---------- Input material

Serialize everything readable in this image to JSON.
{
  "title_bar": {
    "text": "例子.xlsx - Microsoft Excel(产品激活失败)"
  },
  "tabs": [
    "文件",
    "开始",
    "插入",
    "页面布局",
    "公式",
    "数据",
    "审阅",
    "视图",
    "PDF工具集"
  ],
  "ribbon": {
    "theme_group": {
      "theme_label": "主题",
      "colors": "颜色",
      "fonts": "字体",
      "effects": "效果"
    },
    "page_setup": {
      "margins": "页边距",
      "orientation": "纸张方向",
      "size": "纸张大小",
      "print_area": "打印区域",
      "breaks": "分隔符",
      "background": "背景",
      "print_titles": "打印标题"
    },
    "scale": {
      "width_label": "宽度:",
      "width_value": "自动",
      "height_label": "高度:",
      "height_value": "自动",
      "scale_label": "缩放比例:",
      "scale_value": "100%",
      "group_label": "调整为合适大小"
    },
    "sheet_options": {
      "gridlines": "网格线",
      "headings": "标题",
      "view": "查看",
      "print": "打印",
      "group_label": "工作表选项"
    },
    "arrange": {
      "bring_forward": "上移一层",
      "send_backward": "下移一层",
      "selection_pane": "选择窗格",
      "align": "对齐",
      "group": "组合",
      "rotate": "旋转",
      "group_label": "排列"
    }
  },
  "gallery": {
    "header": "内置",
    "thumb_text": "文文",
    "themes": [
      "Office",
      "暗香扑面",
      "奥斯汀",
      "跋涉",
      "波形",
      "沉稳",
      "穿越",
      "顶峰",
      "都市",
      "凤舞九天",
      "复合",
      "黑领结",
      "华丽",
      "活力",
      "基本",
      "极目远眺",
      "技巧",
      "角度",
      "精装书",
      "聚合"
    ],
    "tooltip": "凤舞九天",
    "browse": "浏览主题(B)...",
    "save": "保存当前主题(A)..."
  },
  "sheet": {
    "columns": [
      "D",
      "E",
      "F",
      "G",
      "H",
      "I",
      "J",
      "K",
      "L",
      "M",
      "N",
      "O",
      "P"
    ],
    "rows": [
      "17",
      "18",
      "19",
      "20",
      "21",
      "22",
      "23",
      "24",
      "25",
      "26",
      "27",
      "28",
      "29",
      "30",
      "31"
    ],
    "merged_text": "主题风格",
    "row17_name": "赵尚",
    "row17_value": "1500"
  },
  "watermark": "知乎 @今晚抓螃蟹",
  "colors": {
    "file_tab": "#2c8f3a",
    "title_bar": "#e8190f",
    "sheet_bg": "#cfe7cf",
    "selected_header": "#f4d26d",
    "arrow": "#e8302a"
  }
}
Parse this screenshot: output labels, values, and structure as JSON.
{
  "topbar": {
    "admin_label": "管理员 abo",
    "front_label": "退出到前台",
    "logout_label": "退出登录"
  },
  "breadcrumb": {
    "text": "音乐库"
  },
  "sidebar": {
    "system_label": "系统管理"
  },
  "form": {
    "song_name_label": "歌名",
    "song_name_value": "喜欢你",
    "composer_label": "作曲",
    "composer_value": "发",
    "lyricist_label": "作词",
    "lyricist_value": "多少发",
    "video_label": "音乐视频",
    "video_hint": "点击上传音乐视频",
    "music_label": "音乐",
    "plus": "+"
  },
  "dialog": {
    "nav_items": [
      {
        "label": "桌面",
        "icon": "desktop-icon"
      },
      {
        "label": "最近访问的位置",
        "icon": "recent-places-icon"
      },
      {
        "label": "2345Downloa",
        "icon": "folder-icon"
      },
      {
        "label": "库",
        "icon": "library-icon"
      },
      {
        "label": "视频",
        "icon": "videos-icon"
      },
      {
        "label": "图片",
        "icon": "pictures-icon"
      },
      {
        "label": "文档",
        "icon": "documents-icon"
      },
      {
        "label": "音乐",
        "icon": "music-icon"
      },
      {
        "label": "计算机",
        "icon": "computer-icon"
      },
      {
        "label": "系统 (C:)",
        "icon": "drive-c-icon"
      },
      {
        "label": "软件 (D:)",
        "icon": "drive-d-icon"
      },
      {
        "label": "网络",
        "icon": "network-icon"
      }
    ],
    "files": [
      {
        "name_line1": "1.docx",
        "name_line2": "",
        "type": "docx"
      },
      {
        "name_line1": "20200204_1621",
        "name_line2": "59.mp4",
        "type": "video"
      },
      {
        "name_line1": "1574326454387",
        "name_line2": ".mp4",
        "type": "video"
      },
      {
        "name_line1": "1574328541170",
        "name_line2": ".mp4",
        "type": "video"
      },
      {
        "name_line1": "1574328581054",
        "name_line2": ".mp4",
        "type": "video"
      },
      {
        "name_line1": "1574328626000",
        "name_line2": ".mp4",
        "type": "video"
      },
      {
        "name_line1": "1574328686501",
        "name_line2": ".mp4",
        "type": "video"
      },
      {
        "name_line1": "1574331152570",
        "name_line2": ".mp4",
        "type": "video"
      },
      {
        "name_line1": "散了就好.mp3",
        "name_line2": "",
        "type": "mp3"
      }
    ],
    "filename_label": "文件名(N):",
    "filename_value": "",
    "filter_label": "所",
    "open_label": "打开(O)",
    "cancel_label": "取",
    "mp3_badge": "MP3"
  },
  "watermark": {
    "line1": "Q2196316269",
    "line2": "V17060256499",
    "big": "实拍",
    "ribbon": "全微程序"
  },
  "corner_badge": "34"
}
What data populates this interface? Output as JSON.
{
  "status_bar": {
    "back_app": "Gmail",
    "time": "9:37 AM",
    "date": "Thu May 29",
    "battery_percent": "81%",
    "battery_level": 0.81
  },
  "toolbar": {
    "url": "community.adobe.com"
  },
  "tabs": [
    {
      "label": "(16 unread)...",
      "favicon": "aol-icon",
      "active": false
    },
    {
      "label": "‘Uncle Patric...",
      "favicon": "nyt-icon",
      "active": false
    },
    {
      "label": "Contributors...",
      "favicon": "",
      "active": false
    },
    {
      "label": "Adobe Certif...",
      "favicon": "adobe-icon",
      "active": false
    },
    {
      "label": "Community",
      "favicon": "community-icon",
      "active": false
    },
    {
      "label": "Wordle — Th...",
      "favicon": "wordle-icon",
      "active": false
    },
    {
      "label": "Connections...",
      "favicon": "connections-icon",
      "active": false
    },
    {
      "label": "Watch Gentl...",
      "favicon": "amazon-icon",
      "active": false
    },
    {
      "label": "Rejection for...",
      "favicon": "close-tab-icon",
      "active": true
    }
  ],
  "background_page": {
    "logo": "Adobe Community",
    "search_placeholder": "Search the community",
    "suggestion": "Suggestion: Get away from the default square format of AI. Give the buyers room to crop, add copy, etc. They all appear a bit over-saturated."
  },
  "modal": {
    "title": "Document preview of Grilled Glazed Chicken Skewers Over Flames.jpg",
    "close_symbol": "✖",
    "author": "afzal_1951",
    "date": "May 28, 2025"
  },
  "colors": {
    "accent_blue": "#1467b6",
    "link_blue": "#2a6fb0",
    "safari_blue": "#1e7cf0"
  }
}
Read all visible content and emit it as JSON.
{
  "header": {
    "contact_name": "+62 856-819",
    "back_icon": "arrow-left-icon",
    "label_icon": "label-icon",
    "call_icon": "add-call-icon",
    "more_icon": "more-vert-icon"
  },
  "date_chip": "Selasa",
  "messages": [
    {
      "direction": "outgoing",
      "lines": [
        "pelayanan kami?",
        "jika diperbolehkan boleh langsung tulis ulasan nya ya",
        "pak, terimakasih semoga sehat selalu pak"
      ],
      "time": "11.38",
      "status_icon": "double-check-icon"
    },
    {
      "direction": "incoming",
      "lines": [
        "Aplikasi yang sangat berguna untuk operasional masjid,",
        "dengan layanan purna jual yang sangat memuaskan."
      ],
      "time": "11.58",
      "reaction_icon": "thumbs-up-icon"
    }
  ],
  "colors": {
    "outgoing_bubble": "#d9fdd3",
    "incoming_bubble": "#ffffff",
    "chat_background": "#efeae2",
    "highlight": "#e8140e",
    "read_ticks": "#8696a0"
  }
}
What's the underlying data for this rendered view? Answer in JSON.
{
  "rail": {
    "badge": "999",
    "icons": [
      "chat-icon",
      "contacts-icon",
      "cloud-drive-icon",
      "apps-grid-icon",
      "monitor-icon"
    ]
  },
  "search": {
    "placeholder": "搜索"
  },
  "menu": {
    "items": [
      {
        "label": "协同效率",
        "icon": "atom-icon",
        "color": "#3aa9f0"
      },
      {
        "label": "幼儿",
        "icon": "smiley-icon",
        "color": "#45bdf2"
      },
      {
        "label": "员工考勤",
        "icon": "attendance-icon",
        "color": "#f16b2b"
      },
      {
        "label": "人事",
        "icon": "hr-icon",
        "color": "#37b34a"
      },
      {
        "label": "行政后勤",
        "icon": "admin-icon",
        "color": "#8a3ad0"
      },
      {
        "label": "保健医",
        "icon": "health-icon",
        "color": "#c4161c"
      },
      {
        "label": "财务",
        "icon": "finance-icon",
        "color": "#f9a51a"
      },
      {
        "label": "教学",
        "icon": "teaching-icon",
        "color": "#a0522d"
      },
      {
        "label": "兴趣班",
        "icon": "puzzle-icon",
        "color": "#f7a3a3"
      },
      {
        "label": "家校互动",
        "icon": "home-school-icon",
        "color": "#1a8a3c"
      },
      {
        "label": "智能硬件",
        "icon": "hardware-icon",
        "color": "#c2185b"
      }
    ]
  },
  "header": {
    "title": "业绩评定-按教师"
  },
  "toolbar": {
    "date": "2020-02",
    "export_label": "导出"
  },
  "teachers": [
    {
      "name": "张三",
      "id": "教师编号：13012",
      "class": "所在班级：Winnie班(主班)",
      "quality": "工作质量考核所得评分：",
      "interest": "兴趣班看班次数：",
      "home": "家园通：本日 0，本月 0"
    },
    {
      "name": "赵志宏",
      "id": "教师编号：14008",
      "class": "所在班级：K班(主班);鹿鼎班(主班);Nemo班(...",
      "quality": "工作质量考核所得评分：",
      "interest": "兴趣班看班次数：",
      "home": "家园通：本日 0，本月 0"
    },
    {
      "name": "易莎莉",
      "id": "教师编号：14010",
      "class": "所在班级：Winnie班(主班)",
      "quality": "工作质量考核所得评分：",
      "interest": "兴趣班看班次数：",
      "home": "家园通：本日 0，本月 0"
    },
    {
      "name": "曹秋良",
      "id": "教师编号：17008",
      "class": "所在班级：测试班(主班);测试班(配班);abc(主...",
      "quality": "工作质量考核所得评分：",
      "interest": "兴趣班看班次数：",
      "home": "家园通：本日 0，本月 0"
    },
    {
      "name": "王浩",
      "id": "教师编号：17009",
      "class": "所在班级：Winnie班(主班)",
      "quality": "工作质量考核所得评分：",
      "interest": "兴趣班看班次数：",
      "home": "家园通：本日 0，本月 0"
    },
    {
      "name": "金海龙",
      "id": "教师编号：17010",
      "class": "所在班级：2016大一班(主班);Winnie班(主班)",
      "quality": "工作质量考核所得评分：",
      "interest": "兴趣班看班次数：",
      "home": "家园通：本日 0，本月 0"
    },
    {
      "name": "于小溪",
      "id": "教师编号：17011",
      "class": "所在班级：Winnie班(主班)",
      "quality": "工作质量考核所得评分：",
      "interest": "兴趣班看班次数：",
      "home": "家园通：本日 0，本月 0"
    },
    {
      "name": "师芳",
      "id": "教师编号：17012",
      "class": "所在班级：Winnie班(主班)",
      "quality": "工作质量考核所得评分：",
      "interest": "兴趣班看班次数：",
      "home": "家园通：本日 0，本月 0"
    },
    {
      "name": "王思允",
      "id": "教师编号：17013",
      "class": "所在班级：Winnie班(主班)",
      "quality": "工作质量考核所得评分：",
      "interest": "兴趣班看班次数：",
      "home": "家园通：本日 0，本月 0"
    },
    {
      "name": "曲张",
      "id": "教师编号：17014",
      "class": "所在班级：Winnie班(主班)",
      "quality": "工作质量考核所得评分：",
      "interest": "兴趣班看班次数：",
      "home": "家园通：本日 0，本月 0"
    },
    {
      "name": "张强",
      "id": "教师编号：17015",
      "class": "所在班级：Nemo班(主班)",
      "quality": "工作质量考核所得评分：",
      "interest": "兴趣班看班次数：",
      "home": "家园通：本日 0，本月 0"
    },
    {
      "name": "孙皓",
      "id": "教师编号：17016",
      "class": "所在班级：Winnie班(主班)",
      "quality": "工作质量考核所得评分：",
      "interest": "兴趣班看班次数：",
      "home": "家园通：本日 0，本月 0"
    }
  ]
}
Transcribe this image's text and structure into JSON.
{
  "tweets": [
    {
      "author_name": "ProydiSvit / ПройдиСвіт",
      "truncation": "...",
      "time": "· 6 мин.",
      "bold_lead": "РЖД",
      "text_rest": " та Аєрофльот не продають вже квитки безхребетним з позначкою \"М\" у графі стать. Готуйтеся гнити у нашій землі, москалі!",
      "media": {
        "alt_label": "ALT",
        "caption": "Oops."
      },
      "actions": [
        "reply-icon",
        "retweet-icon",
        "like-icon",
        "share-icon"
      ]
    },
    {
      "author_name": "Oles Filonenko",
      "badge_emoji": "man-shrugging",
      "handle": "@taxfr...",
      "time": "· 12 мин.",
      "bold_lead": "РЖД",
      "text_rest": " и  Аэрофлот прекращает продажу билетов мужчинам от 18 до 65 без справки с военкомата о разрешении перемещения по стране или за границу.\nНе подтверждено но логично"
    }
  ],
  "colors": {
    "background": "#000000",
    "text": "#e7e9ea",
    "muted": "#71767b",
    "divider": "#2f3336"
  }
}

--------------------

=== The request ===
Gather up every line in the data above that contains the word "教师编号", copying each one.

=== Result of this exercise ===
      "id": "教师编号：13012",
      "id": "教师编号：14008",
      "id": "教师编号：14010",
      "id": "教师编号：17008",
      "id": "教师编号：17009",
      "id": "教师编号：17010",
      "id": "教师编号：17011",
      "id": "教师编号：17012",
      "id": "教师编号：17013",
      "id": "教师编号：17014",
      "id": "教师编号：17015",
      "id": "教师编号：17016",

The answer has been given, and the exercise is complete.